Repeat each entry in full, exactly.

• _Extracted entries_
┏━━

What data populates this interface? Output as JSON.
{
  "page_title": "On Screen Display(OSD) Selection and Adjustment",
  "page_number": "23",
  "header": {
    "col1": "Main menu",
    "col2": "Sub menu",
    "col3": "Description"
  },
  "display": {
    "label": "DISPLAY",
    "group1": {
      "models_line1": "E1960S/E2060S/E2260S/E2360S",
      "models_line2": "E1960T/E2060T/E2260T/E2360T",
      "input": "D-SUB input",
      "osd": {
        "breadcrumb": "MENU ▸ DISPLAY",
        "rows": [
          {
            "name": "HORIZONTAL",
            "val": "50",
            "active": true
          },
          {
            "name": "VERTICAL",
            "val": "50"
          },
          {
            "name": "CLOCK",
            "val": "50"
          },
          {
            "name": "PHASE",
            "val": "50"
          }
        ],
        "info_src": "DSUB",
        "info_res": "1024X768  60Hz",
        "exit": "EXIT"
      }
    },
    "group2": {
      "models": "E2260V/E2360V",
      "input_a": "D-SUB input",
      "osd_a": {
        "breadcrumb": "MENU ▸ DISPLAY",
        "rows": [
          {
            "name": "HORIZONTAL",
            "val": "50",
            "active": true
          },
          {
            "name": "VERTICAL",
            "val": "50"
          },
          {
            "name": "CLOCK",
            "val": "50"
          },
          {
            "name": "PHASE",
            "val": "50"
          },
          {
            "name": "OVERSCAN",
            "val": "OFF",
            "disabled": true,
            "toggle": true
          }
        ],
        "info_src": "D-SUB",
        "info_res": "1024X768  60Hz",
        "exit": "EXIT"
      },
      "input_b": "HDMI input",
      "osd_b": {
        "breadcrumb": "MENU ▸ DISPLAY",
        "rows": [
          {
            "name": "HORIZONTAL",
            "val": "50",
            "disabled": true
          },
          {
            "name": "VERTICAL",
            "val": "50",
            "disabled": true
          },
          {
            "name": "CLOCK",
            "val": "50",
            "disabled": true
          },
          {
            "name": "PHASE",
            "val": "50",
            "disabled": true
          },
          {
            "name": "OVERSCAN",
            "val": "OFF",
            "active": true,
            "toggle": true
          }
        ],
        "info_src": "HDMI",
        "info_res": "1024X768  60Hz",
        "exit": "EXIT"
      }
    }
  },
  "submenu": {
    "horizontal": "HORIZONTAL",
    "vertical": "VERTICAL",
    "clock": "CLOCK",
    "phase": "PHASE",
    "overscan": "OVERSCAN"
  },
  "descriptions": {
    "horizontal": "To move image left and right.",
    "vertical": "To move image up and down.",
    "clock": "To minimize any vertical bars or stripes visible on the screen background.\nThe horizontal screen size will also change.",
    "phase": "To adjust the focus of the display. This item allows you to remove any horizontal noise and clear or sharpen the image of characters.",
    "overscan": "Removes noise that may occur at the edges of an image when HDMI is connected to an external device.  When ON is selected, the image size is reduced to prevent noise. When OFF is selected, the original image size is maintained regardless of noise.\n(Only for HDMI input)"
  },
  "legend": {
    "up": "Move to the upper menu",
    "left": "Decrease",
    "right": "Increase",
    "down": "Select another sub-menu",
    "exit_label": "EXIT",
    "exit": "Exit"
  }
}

┗━━

• _Finished task_
What data populates this interface? Output as JSON.
{
  "page_title": "On Screen Display(OSD) Selection and Adjustment",
  "page_number": "23",
  "header": {
    "col1": "Main menu",
    "col2": "Sub menu",
    "col3": "Description"
  },
  "display": {
    "label": "DISPLAY",
    "group1": {
      "models_line1": "E1960S/E2060S/E2260S/E2360S",
      "models_line2": "E1960T/E2060T/E2260T/E2360T",
      "input": "D-SUB input",
      "osd": {
        "breadcrumb": "MENU ▸ DISPLAY",
        "rows": [
          {
            "name": "HORIZONTAL",
            "val": "50",
            "active": true
          },
          {
            "name": "VERTICAL",
            "val": "50"
          },
          {
            "name": "CLOCK",
            "val": "50"
          },
          {
            "name": "PHASE",
            "val": "50"
          }
        ],
        "info_src": "DSUB",
        "info_res": "1024X768  60Hz",
        "exit": "EXIT"
      }
    },
    "group2": {
      "models": "E2260V/E2360V",
      "input_a": "D-SUB input",
      "osd_a": {
        "breadcrumb": "MENU ▸ DISPLAY",
        "rows": [
          {
            "name": "HORIZONTAL",
            "val": "50",
            "active": true
          },
          {
            "name": "VERTICAL",
            "val": "50"
          },
          {
            "name": "CLOCK",
            "val": "50"
          },
          {
            "name": "PHASE",
            "val": "50"
          },
          {
            "name": "OVERSCAN",
            "val": "OFF",
            "disabled": true,
            "toggle": true
          }
        ],
        "info_src": "D-SUB",
        "info_res": "1024X768  60Hz",
        "exit": "EXIT"
      },
      "input_b": "HDMI input",
      "osd_b": {
        "breadcrumb": "MENU ▸ DISPLAY",
        "rows": [
          {
            "name": "HORIZONTAL",
            "val": "50",
            "disabled": true
          },
          {
            "name": "VERTICAL",
            "val": "50",
            "disabled": true
          },
          {
            "name": "CLOCK",
            "val": "50",
            "disabled": true
          },
          {
            "name": "PHASE",
            "val": "50",
            "disabled": true
          },
          {
            "name": "OVERSCAN",
            "val": "OFF",
            "active": true,
            "toggle": true
          }
        ],
        "info_src": "HDMI",
        "info_res": "1024X768  60Hz",
        "exit": "EXIT"
      }
    }
  },
  "submenu": {
    "horizontal": "HORIZONTAL",
    "vertical": "VERTICAL",
    "clock": "CLOCK",
    "phase": "PHASE",
    "overscan": "OVERSCAN"
  },
  "descriptions": {
    "horizontal": "To move image left and right.",
    "vertical": "To move image up and down.",
    "clock": "To minimize any vertical bars or stripes visible on the screen background.\nThe horizontal screen size will also change.",
    "phase": "To adjust the focus of the display. This item allows you to remove any horizontal noise and clear or sharpen the image of characters.",
    "overscan": "Removes noise that may occur at the edges of an image when HDMI is connected to an external device.  When ON is selected, the image size is reduced to prevent noise. When OFF is selected, the original image size is maintained regardless of noise.\n(Only for HDMI input)"
  },
  "legend": {
    "up": "Move to the upper menu",
    "left": "Decrease",
    "right": "Increase",
    "down": "Select another sub-menu",
    "exit_label": "EXIT",
    "exit": "Exit"
  }
}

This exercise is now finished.